#### ITEMS
::::

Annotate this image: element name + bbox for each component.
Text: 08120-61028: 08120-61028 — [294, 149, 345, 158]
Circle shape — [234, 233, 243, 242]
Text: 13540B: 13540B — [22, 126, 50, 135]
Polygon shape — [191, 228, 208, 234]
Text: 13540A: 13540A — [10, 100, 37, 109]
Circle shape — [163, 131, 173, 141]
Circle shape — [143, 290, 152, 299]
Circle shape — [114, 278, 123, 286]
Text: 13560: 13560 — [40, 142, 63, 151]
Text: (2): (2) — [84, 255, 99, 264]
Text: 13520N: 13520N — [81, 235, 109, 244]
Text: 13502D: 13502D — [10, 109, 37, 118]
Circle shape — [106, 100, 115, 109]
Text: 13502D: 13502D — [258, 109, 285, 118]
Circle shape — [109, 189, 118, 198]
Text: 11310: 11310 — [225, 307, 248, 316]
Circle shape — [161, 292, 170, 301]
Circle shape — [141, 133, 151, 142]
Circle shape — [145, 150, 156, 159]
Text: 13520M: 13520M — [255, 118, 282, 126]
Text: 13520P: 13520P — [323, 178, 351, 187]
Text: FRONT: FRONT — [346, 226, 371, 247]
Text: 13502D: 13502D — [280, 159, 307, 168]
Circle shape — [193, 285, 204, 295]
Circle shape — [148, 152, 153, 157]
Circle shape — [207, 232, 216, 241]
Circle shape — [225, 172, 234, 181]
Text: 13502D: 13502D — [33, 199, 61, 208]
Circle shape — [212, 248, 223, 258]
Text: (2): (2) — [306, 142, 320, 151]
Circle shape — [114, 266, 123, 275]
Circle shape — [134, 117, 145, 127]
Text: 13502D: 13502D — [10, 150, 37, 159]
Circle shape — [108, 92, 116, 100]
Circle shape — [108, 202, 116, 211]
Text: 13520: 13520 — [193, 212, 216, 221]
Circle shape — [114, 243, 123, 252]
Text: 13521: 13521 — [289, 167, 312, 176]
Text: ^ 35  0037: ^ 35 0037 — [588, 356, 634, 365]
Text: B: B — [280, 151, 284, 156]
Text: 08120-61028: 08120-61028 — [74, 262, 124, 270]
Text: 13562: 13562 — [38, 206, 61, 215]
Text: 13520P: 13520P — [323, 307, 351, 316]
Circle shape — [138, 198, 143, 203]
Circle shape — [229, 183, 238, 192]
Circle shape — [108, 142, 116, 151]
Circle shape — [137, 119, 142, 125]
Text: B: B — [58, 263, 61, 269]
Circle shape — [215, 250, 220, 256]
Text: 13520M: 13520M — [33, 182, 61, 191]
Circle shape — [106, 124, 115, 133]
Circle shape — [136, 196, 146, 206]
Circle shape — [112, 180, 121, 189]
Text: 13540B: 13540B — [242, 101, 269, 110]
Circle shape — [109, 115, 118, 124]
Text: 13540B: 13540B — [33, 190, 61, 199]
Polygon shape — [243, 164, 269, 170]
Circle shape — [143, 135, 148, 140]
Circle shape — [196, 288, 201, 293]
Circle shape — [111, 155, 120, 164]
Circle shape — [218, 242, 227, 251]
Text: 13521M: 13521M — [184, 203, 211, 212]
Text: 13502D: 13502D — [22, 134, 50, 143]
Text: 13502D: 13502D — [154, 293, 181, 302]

::::

#### WHAT NEEDS TO BE DONE
Print the entries without any changes, starting at the first line and ending at the line that contains "Text: 13540A: 13540A — [10, 100, 37, 109]", with both of those lines included.

#### WORKED ANSWER
Annotate this image: element name + bbox for each component.
Text: 08120-61028: 08120-61028 — [294, 149, 345, 158]
Circle shape — [234, 233, 243, 242]
Text: 13540B: 13540B — [22, 126, 50, 135]
Polygon shape — [191, 228, 208, 234]
Text: 13540A: 13540A — [10, 100, 37, 109]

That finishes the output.